-- BEGIN SOURCE PASSAGE --

VOTING
AGREEMENT, dated as of December 20, 2006 (this “
Agreement ”), between NATIONAL HEALTHCARE CORPORATION,
a Delaware corporation (“ Parent ”), and
NATIONAL HEALTH REALTY, INC., a Maryland corporation (“
Company ”), and each stockholder of Parent and Company
whose name and signature is set forth on the signature page hereof
(collectively, the “ Stockholders ,” and each, a
“ Stockholder ”).
WHEREAS,
Davis Acquisition Sub LLC, a Delaware corporation and a
wholly-owned subsidiary of NHC/OP (“ Merger Subsidiary
”), NHC/OP, L.P., a Delaware limited partnership (“
NHC/OP ”), Parent and Company are, concurrently with
the execution hereof, entering into an Agreement and Plan of Merger
(the “ Merger Agreement ”);
WHEREAS,
pursuant to the Merger Agreement, a successor to Company will merge
with and into Merger Subsidiary, with Merger Subsidiary being the
surviving entity (the “ Merger ”), and upon the
consummation of the Merger each share of common stock of the
successor to Company, par value $0.01 per share, will be converted
into the right to receive the Merger Consideration;
WHEREAS,
each Stockholder is the record and/or beneficial owner of such
number of shares of common stock of Parent, par value $0.01 per
share (the “ Parent Common Stock ”), or shares
of common stock of Company, par value $0.01 per share (the “
Company Common Stock ”) as the case may be, as is set
forth opposite such Stockholder’s name on Schedule I
hereof (collectively, the “ Existing Shares
”);
WHEREAS,
each Stockholder acknowledges that Merger Subsidiary, NHC/OP,
Parent and Company are entering into the Merger Agreement in
reliance on the representations, warranties, covenants and other
agreements of such Stockholder set forth in this Agreement and
would not enter into the Merger Agreement if each such Stockholder
did not enter into this Agreement.

-- END SOURCE PASSAGE --
-- BEGIN ITEMS --

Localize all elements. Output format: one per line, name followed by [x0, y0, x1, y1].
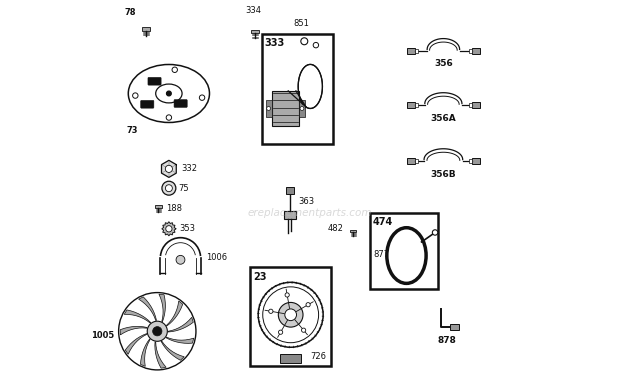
Circle shape — [147, 321, 167, 341]
Circle shape — [258, 282, 323, 347]
Text: 474: 474 — [373, 217, 393, 227]
Bar — [286, 187, 294, 194]
FancyBboxPatch shape — [141, 100, 154, 108]
Text: 482: 482 — [328, 224, 343, 233]
Circle shape — [313, 42, 319, 48]
Bar — [415, 49, 419, 53]
Circle shape — [133, 93, 138, 98]
Bar — [272, 91, 299, 126]
Bar — [251, 30, 259, 33]
Text: 332: 332 — [181, 165, 197, 173]
Circle shape — [301, 328, 306, 332]
Polygon shape — [166, 337, 194, 343]
Bar — [262, 33, 333, 144]
Polygon shape — [120, 326, 147, 335]
Text: 334: 334 — [245, 6, 261, 15]
Text: 851: 851 — [293, 19, 309, 28]
Polygon shape — [141, 339, 150, 366]
Bar — [450, 324, 459, 331]
Bar — [141, 27, 149, 31]
Text: 356B: 356B — [430, 170, 456, 178]
Circle shape — [278, 302, 303, 327]
Circle shape — [162, 181, 176, 195]
FancyBboxPatch shape — [174, 100, 187, 107]
Circle shape — [268, 309, 273, 314]
Bar — [415, 103, 419, 107]
Circle shape — [166, 165, 172, 172]
Bar — [299, 100, 305, 117]
Circle shape — [285, 293, 290, 297]
Bar — [280, 355, 301, 363]
Bar — [407, 158, 415, 164]
Text: 1005: 1005 — [92, 331, 115, 340]
Text: 877: 877 — [374, 250, 390, 259]
Bar — [469, 159, 472, 163]
Circle shape — [432, 230, 438, 235]
Text: 363: 363 — [298, 197, 314, 206]
Ellipse shape — [389, 230, 424, 282]
Ellipse shape — [156, 84, 182, 103]
Bar — [469, 103, 472, 107]
Text: 188: 188 — [166, 204, 182, 213]
Ellipse shape — [388, 229, 425, 283]
Text: ereplacementparts.com: ereplacementparts.com — [248, 208, 372, 218]
Text: 1006: 1006 — [206, 253, 228, 262]
Polygon shape — [159, 294, 166, 322]
FancyBboxPatch shape — [148, 77, 161, 85]
Bar — [472, 48, 480, 54]
Text: 23: 23 — [253, 272, 267, 282]
Polygon shape — [125, 334, 147, 354]
Polygon shape — [161, 341, 184, 360]
Circle shape — [267, 107, 270, 111]
Bar — [250, 267, 331, 366]
Polygon shape — [166, 301, 183, 326]
Circle shape — [167, 91, 171, 96]
Polygon shape — [124, 310, 151, 323]
Bar — [469, 49, 472, 53]
Text: 878: 878 — [438, 336, 457, 345]
Circle shape — [300, 107, 304, 111]
Polygon shape — [168, 317, 193, 332]
Bar — [350, 230, 356, 232]
Circle shape — [153, 327, 162, 336]
Polygon shape — [162, 160, 176, 177]
Text: 75: 75 — [179, 184, 189, 193]
Text: 73: 73 — [126, 126, 138, 135]
Bar — [155, 205, 162, 208]
Circle shape — [166, 115, 172, 120]
Circle shape — [166, 185, 172, 192]
Text: 726: 726 — [310, 352, 326, 361]
Bar — [407, 48, 415, 54]
Bar — [407, 102, 415, 108]
Bar — [265, 100, 272, 117]
Bar — [472, 102, 480, 108]
Circle shape — [285, 309, 296, 320]
Text: 333: 333 — [265, 38, 285, 48]
Text: 356A: 356A — [430, 114, 456, 123]
Bar — [415, 159, 419, 163]
Circle shape — [306, 303, 310, 307]
Circle shape — [118, 293, 196, 370]
Polygon shape — [155, 342, 166, 368]
Text: 356: 356 — [434, 59, 453, 68]
Ellipse shape — [128, 64, 210, 123]
Text: 78: 78 — [125, 8, 136, 17]
Bar — [472, 158, 480, 164]
Text: 353: 353 — [180, 224, 196, 233]
Circle shape — [200, 95, 205, 100]
Circle shape — [166, 226, 172, 232]
Polygon shape — [162, 222, 176, 236]
Polygon shape — [139, 297, 156, 320]
Circle shape — [176, 255, 185, 264]
Bar — [284, 211, 296, 219]
Circle shape — [172, 67, 177, 73]
Circle shape — [301, 38, 308, 45]
Bar — [370, 213, 438, 289]
Circle shape — [278, 330, 283, 334]
Circle shape — [263, 287, 319, 343]
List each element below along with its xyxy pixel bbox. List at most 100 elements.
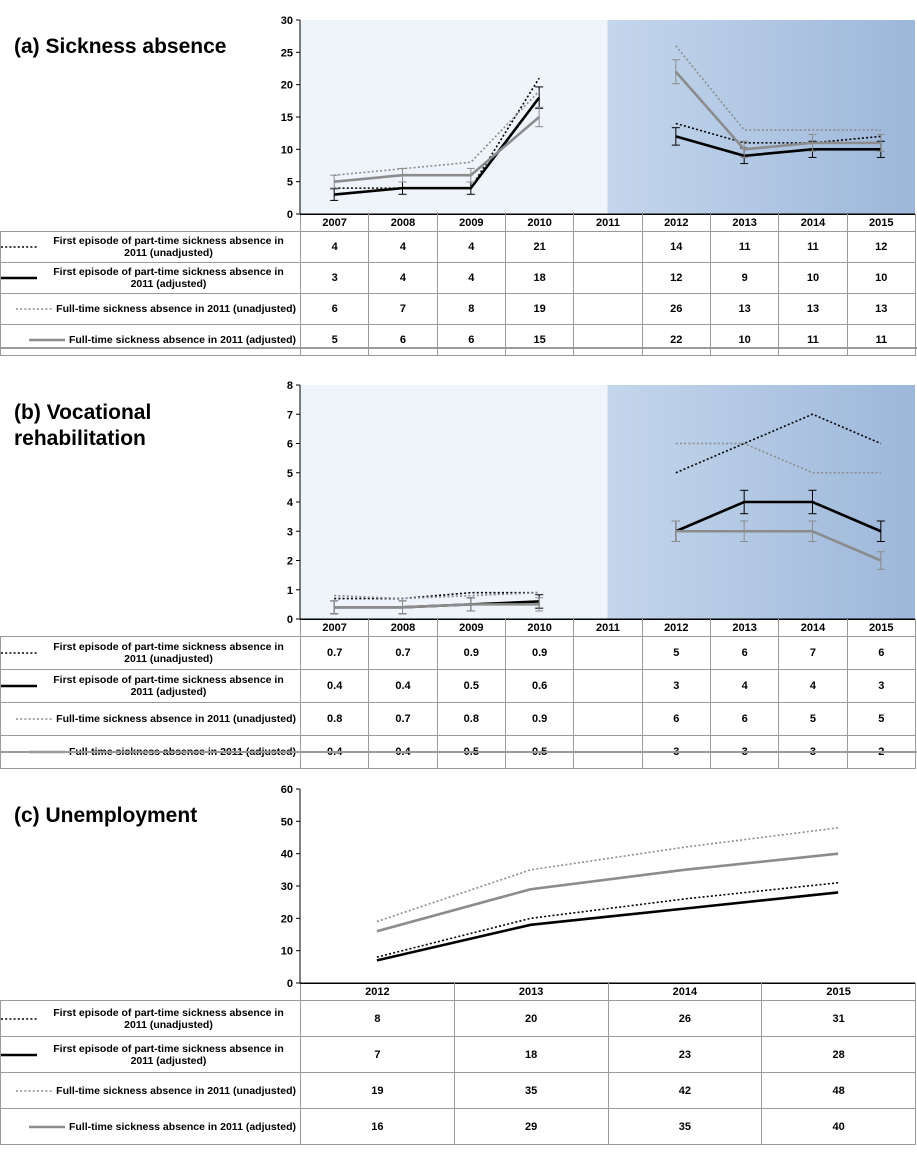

-- END ITEMS --

Please answer these questions about the voting agreement:
1. In which state is National Health Realty, Inc. incorporated?
2. What is the par value per share of the Parent Common Stock?
3. Where is the number of Existing Shares held by each Stockholder set forth?
The items have no role in this work.

◆ SOLVED PROBLEM:
1. Maryland.
2. $0.01 per share.
3. Opposite that Stockholder's name on Schedule I.